[Records]
** Begin **

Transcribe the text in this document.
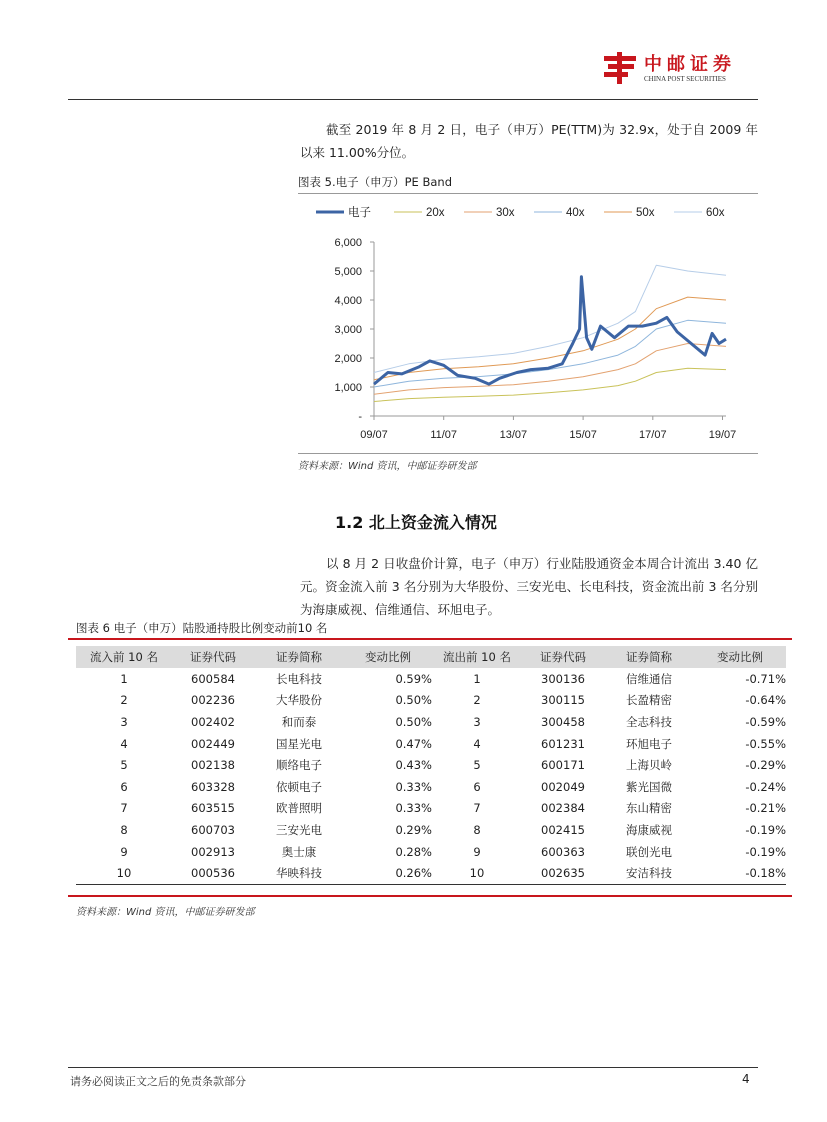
中邮证券
CHINA POST SECURITIES
截至 2019 年 8 月 2 日，电子（申万）PE(TTM)为 32.9x，处于自 2009 年以来 11.00%分位。
图表 5.电子（申万）PE Band
电子	20x	30x	40x	50x	60x
6,000
5,000
4,000
3,000
2,000
1,000
-
09/07	11/07	13/07	15/07	17/07	19/07
资料来源：Wind 资讯，中邮证券研发部
1.2 北上资金流入情况
以 8 月 2 日收盘价计算，电子（申万）行业陆股通资金本周合计流出 3.40 亿元。资金流入前 3 名分别为大华股份、三安光电、长电科技，资金流出前 3 名分别为海康威视、信维通信、环旭电子。
图表 6 电子（申万）陆股通持股比例变动前10 名
流入前 10 名	证券代码	证券简称	变动比例	流出前 10 名	证券代码	证券简称	变动比例
1	600584	长电科技	0.59%	1	300136	信维通信	-0.71%
2	002236	大华股份	0.50%	2	300115	长盈精密	-0.64%
3	002402	和而泰	0.50%	3	300458	全志科技	-0.59%
4	002449	国星光电	0.47%	4	601231	环旭电子	-0.55%
5	002138	顺络电子	0.43%	5	600171	上海贝岭	-0.29%
6	603328	依顿电子	0.33%	6	002049	紫光国微	-0.24%
7	603515	欧普照明	0.33%	7	002384	东山精密	-0.21%
8	600703	三安光电	0.29%	8	002415	海康威视	-0.19%
9	002913	奥士康	0.28%	9	600363	联创光电	-0.19%
10	000536	华映科技	0.26%	10	002635	安洁科技	-0.18%
资料来源：Wind 资讯，中邮证券研发部
请务必阅读正文之后的免责条款部分	4
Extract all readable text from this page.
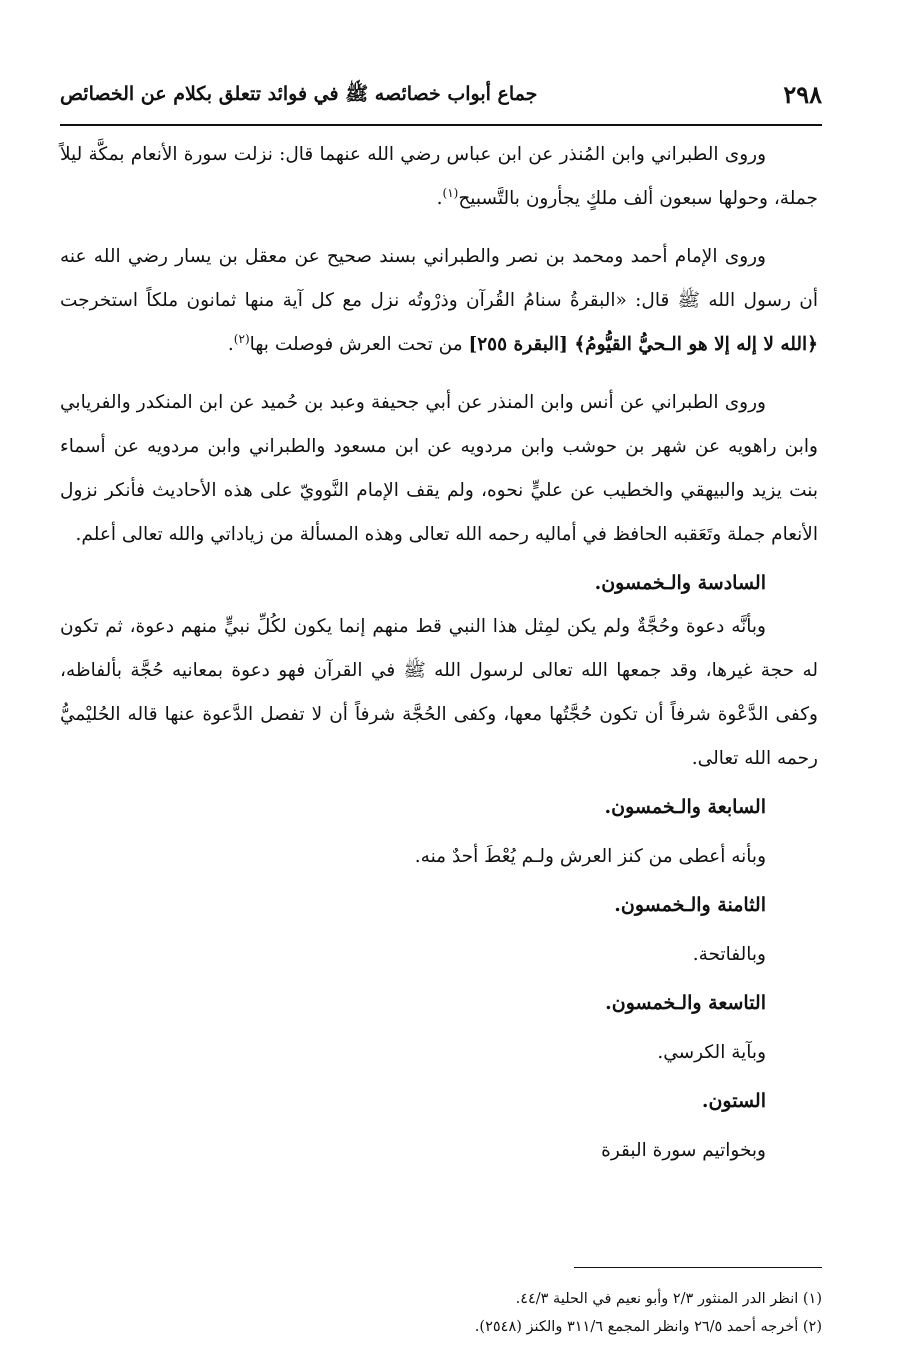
٢٩٨
جماع أبواب خصائصه ﷺ في فوائد تتعلق بكلام عن الخصائص

وروى الطبراني وابن المُنذر عن ابن عباس رضي الله عنهما قال: نزلت سورة الأنعام بمكَّة ليلاً جملة، وحولها سبعون ألف ملكٍ يجأرون بالتَّسبيح$^{(١)}$.

وروى الإمام أحمد ومحمد بن نصر والطبراني بسند صحيح عن معقل بن يسار رضي الله عنه أن رسول الله ﷺ قال: «البقرةُ سنامُ القُرآن وذرْوتُه نزل مع كل آية منها ثمانون ملكاً استخرجت ﴿الله لا إله إلا هو الـحيُّ القيُّومُ﴾ [البقرة ٢٥٥] من تحت العرش فوصلت بها$^{(٢)}$.

وروى الطبراني عن أنس وابن المنذر عن أبي جحيفة وعبد بن حُميد عن ابن المنكدر والفريابي وابن راهويه عن شهر بن حوشب وابن مردويه عن ابن مسعود والطبراني وابن مردويه عن أسماء بنت يزيد والبيهقي والخطيب عن عليٍّ نحوه، ولم يقف الإمام النَّوويّ على هذه الأحاديث فأنكر نزول الأنعام جملة وتَعَقبه الحافظ في أماليه رحمه الله تعالى وهذه المسألة من زياداتي والله تعالى أعلم.

السادسة والـخمسون.

وبأنَّه دعوة وحُجَّةٌ ولم يكن لمِثل هذا النبي قط منهم إنما يكون لكُلِّ نبيٍّ منهم دعوة، ثم تكون له حجة غيرها، وقد جمعها الله تعالى لرسول الله ﷺ في القرآن فهو دعوة بمعانيه حُجَّة بألفاظه، وكفى الدَّعْوة شرفاً أن تكون حُجَّتُها معها، وكفى الحُجَّة شرفاً أن لا تفصل الدَّعوة عنها قاله الحُليْميُّ رحمه الله تعالى.

السابعة والـخمسون.
وبأنه أعطى من كنز العرش ولـم يُعْطَ أحدٌ منه.
الثامنة والـخمسون.
وبالفاتحة.
التاسعة والـخمسون.
وبآية الكرسي.
الستون.
وبخواتيم سورة البقرة

(١) انظر الدر المنثور ٢/٣ وأبو نعيم في الحلية ٤٤/٣.

(٢) أخرجه أحمد ٢٦/٥ وانظر المجمع ٣١١/٦ والكنز (٢٥٤٨).
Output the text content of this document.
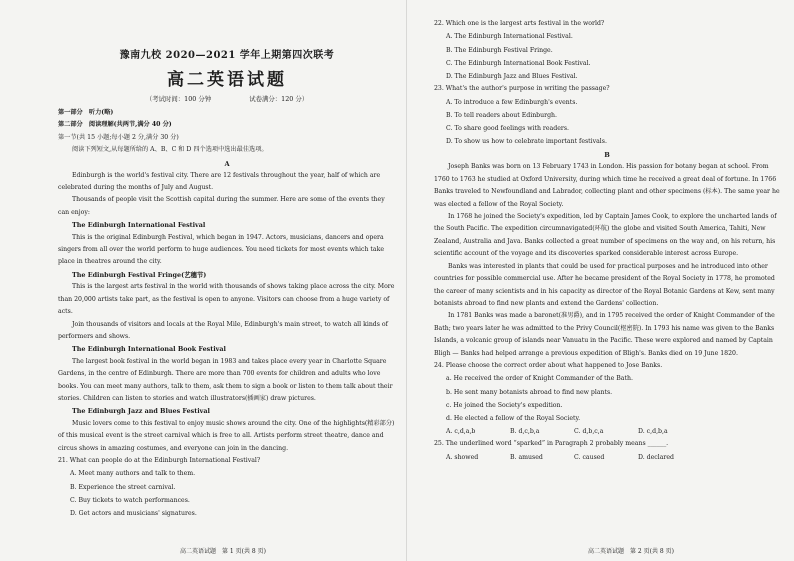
豫南九校 2020—2021 学年上期第四次联考

高二英语试题

（考试时间：100 分钟	试卷满分：120 分）

第一部分　听力(略)

第二部分　阅读理解(共两节,满分 40 分)

第一节(共 15 小题;每小题 2 分,满分 30 分)

阅读下列短文,从每题所给的 A、B、C 和 D 四个选项中选出最佳选项。

A

Edinburgh is the world's festival city. There are 12 festivals throughout the year, half of which are celebrated during the months of July and August.

Thousands of people visit the Scottish capital during the summer. Here are some of the events they can enjoy:

The Edinburgh International Festival

This is the original Edinburgh Festival, which began in 1947. Actors, musicians, dancers and opera singers from all over the world perform to huge audiences. You need tickets for most events which take place in theatres around the city.

The Edinburgh Festival Fringe(艺穗节)

This is the largest arts festival in the world with thousands of shows taking place across the city. More than 20,000 artists take part, as the festival is open to anyone. Visitors can choose from a huge variety of acts.

Join thousands of visitors and locals at the Royal Mile, Edinburgh's main street, to watch all kinds of performers and shows.

The Edinburgh International Book Festival

The largest book festival in the world began in 1983 and takes place every year in Charlotte Square Gardens, in the centre of Edinburgh. There are more than 700 events for children and adults who love books. You can meet many authors, talk to them, ask them to sign a book or listen to them talk about their stories. Children can listen to stories and watch illustrators(插画家) draw pictures.

The Edinburgh Jazz and Blues Festival

Music lovers come to this festival to enjoy music shows around the city. One of the highlights(精彩部分) of this musical event is the street carnival which is free to all. Artists perform street theatre, dance and circus shows in amazing costumes, and everyone can join in the dancing.

21. What can people do at the Edinburgh International Festival?

A. Meet many authors and talk to them.

B. Experience the street carnival.

C. Buy tickets to watch performances.

D. Get actors and musicians' signatures.

高二英语试题　第 1 页(共 8 页)

22. Which one is the largest arts festival in the world?

A. The Edinburgh International Festival.

B. The Edinburgh Festival Fringe.

C. The Edinburgh International Book Festival.

D. The Edinburgh Jazz and Blues Festival.

23. What's the author's purpose in writing the passage?

A. To introduce a few Edinburgh's events.

B. To tell readers about Edinburgh.

C. To share good feelings with readers.

D. To show us how to celebrate important festivals.

B

Joseph Banks was born on 13 February 1743 in London. His passion for botany began at school. From 1760 to 1763 he studied at Oxford University, during which time he received a great deal of fortune. In 1766 Banks traveled to Newfoundland and Labrador, collecting plant and other specimens (标本). The same year he was elected a fellow of the Royal Society.

In 1768 he joined the Society's expedition, led by Captain James Cook, to explore the uncharted lands of the South Pacific. The expedition circumnavigated(环航) the globe and visited South America, Tahiti, New Zealand, Australia and Java. Banks collected a great number of specimens on the way and, on his return, his scientific account of the voyage and its discoveries sparked considerable interest across Europe.

Banks was interested in plants that could be used for practical purposes and he introduced into other countries for possible commercial use. After he became president of the Royal Society in 1778, he promoted the career of many scientists and in his capacity as director of the Royal Botanic Gardens at Kew, sent many botanists abroad to find new plants and extend the Gardens' collection.

In 1781 Banks was made a baronet(准男爵), and in 1795 received the order of Knight Commander of the Bath; two years later he was admitted to the Privy Council(枢密院). In 1793 his name was given to the Banks Islands, a volcanic group of islands near Vanuatu in the Pacific. These were explored and named by Captain Bligh — Banks had helped arrange a previous expedition of Bligh's. Banks died on 19 June 1820.

24. Please choose the correct order about what happened to Jose Banks.

a. He received the order of Knight Commander of the Bath.

b. He sent many botanists abroad to find new plants.

c. He joined the Society's expedition.

d. He elected a fellow of the Royal Society.

A. c,d,a,b	B. d,c,b,a	C. d,b,c,a	D. c,d,b,a

25. The underlined word “sparked” in Paragraph 2 probably means ______.

A. showed	B. amused	C. caused	D. declared
高二英语试题　第 2 页(共 8 页)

** End **

All the records need to be repeated exactly, with the images dropped.

TASK ANSWER:
Transcribe the text in this document.
中邮证券
CHINA POST SECURITIES
截至 2019 年 8 月 2 日，电子（申万）PE(TTM)为 32.9x，处于自 2009 年以来 11.00%分位。
图表 5.电子（申万）PE Band
电子	20x	30x	40x	50x	60x
6,000
5,000
4,000
3,000
2,000
1,000
-
09/07	11/07	13/07	15/07	17/07	19/07
资料来源：Wind 资讯，中邮证券研发部
1.2 北上资金流入情况
以 8 月 2 日收盘价计算，电子（申万）行业陆股通资金本周合计流出 3.40 亿元。资金流入前 3 名分别为大华股份、三安光电、长电科技，资金流出前 3 名分别为海康威视、信维通信、环旭电子。
图表 6 电子（申万）陆股通持股比例变动前10 名
流入前 10 名	证券代码	证券简称	变动比例	流出前 10 名	证券代码	证券简称	变动比例
1	600584	长电科技	0.59%	1	300136	信维通信	-0.71%
2	002236	大华股份	0.50%	2	300115	长盈精密	-0.64%
3	002402	和而泰	0.50%	3	300458	全志科技	-0.59%
4	002449	国星光电	0.47%	4	601231	环旭电子	-0.55%
5	002138	顺络电子	0.43%	5	600171	上海贝岭	-0.29%
6	603328	依顿电子	0.33%	6	002049	紫光国微	-0.24%
7	603515	欧普照明	0.33%	7	002384	东山精密	-0.21%
8	600703	三安光电	0.29%	8	002415	海康威视	-0.19%
9	002913	奥士康	0.28%	9	600363	联创光电	-0.19%
10	000536	华映科技	0.26%	10	002635	安洁科技	-0.18%
资料来源：Wind 资讯，中邮证券研发部
请务必阅读正文之后的免责条款部分	4
Extract all readable text from this page.
٢٩٨
جماع أبواب خصائصه ﷺ في فوائد تتعلق بكلام عن الخصائص

وروى الطبراني وابن المُنذر عن ابن عباس رضي الله عنهما قال: نزلت سورة الأنعام بمكَّة ليلاً جملة، وحولها سبعون ألف ملكٍ يجأرون بالتَّسبيح$^{(١)}$.

وروى الإمام أحمد ومحمد بن نصر والطبراني بسند صحيح عن معقل بن يسار رضي الله عنه أن رسول الله ﷺ قال: «البقرةُ سنامُ القُرآن وذرْوتُه نزل مع كل آية منها ثمانون ملكاً استخرجت ﴿الله لا إله إلا هو الـحيُّ القيُّومُ﴾ [البقرة ٢٥٥] من تحت العرش فوصلت بها$^{(٢)}$.

وروى الطبراني عن أنس وابن المنذر عن أبي جحيفة وعبد بن حُميد عن ابن المنكدر والفريابي وابن راهويه عن شهر بن حوشب وابن مردويه عن ابن مسعود والطبراني وابن مردويه عن أسماء بنت يزيد والبيهقي والخطيب عن عليٍّ نحوه، ولم يقف الإمام النَّوويّ على هذه الأحاديث فأنكر نزول الأنعام جملة وتَعَقبه الحافظ في أماليه رحمه الله تعالى وهذه المسألة من زياداتي والله تعالى أعلم.

السادسة والـخمسون.

وبأنَّه دعوة وحُجَّةٌ ولم يكن لمِثل هذا النبي قط منهم إنما يكون لكُلِّ نبيٍّ منهم دعوة، ثم تكون له حجة غيرها، وقد جمعها الله تعالى لرسول الله ﷺ في القرآن فهو دعوة بمعانيه حُجَّة بألفاظه، وكفى الدَّعْوة شرفاً أن تكون حُجَّتُها معها، وكفى الحُجَّة شرفاً أن لا تفصل الدَّعوة عنها قاله الحُليْميُّ رحمه الله تعالى.

السابعة والـخمسون.
وبأنه أعطى من كنز العرش ولـم يُعْطَ أحدٌ منه.
الثامنة والـخمسون.
وبالفاتحة.
التاسعة والـخمسون.
وبآية الكرسي.
الستون.
وبخواتيم سورة البقرة

(١) انظر الدر المنثور ٢/٣ وأبو نعيم في الحلية ٤٤/٣.

(٢) أخرجه أحمد ٢٦/٥ وانظر المجمع ٣١١/٦ والكنز (٢٥٤٨).
Output the text content of this document.
豫南九校 2020—2021 学年上期第四次联考

高二英语试题

（考试时间：100 分钟	试卷满分：120 分）

第一部分　听力(略)

第二部分　阅读理解(共两节,满分 40 分)

第一节(共 15 小题;每小题 2 分,满分 30 分)

阅读下列短文,从每题所给的 A、B、C 和 D 四个选项中选出最佳选项。

A

Edinburgh is the world's festival city. There are 12 festivals throughout the year, half of which are celebrated during the months of July and August.

Thousands of people visit the Scottish capital during the summer. Here are some of the events they can enjoy:

The Edinburgh International Festival

This is the original Edinburgh Festival, which began in 1947. Actors, musicians, dancers and opera singers from all over the world perform to huge audiences. You need tickets for most events which take place in theatres around the city.

The Edinburgh Festival Fringe(艺穗节)

This is the largest arts festival in the world with thousands of shows taking place across the city. More than 20,000 artists take part, as the festival is open to anyone. Visitors can choose from a huge variety of acts.

Join thousands of visitors and locals at the Royal Mile, Edinburgh's main street, to watch all kinds of performers and shows.

The Edinburgh International Book Festival

The largest book festival in the world began in 1983 and takes place every year in Charlotte Square Gardens, in the centre of Edinburgh. There are more than 700 events for children and adults who love books. You can meet many authors, talk to them, ask them to sign a book or listen to them talk about their stories. Children can listen to stories and watch illustrators(插画家) draw pictures.

The Edinburgh Jazz and Blues Festival

Music lovers come to this festival to enjoy music shows around the city. One of the highlights(精彩部分) of this musical event is the street carnival which is free to all. Artists perform street theatre, dance and circus shows in amazing costumes, and everyone can join in the dancing.

21. What can people do at the Edinburgh International Festival?

A. Meet many authors and talk to them.

B. Experience the street carnival.

C. Buy tickets to watch performances.

D. Get actors and musicians' signatures.

高二英语试题　第 1 页(共 8 页)

22. Which one is the largest arts festival in the world?

A. The Edinburgh International Festival.

B. The Edinburgh Festival Fringe.

C. The Edinburgh International Book Festival.

D. The Edinburgh Jazz and Blues Festival.

23. What's the author's purpose in writing the passage?

A. To introduce a few Edinburgh's events.

B. To tell readers about Edinburgh.

C. To share good feelings with readers.

D. To show us how to celebrate important festivals.

B

Joseph Banks was born on 13 February 1743 in London. His passion for botany began at school. From 1760 to 1763 he studied at Oxford University, during which time he received a great deal of fortune. In 1766 Banks traveled to Newfoundland and Labrador, collecting plant and other specimens (标本). The same year he was elected a fellow of the Royal Society.

In 1768 he joined the Society's expedition, led by Captain James Cook, to explore the uncharted lands of the South Pacific. The expedition circumnavigated(环航) the globe and visited South America, Tahiti, New Zealand, Australia and Java. Banks collected a great number of specimens on the way and, on his return, his scientific account of the voyage and its discoveries sparked considerable interest across Europe.

Banks was interested in plants that could be used for practical purposes and he introduced into other countries for possible commercial use. After he became president of the Royal Society in 1778, he promoted the career of many scientists and in his capacity as director of the Royal Botanic Gardens at Kew, sent many botanists abroad to find new plants and extend the Gardens' collection.

In 1781 Banks was made a baronet(准男爵), and in 1795 received the order of Knight Commander of the Bath; two years later he was admitted to the Privy Council(枢密院). In 1793 his name was given to the Banks Islands, a volcanic group of islands near Vanuatu in the Pacific. These were explored and named by Captain Bligh — Banks had helped arrange a previous expedition of Bligh's. Banks died on 19 June 1820.

24. Please choose the correct order about what happened to Jose Banks.

a. He received the order of Knight Commander of the Bath.

b. He sent many botanists abroad to find new plants.

c. He joined the Society's expedition.

d. He elected a fellow of the Royal Society.

A. c,d,a,b	B. d,c,b,a	C. d,b,c,a	D. c,d,b,a

25. The underlined word “sparked” in Paragraph 2 probably means ______.

A. showed	B. amused	C. caused	D. declared
高二英语试题　第 2 页(共 8 页)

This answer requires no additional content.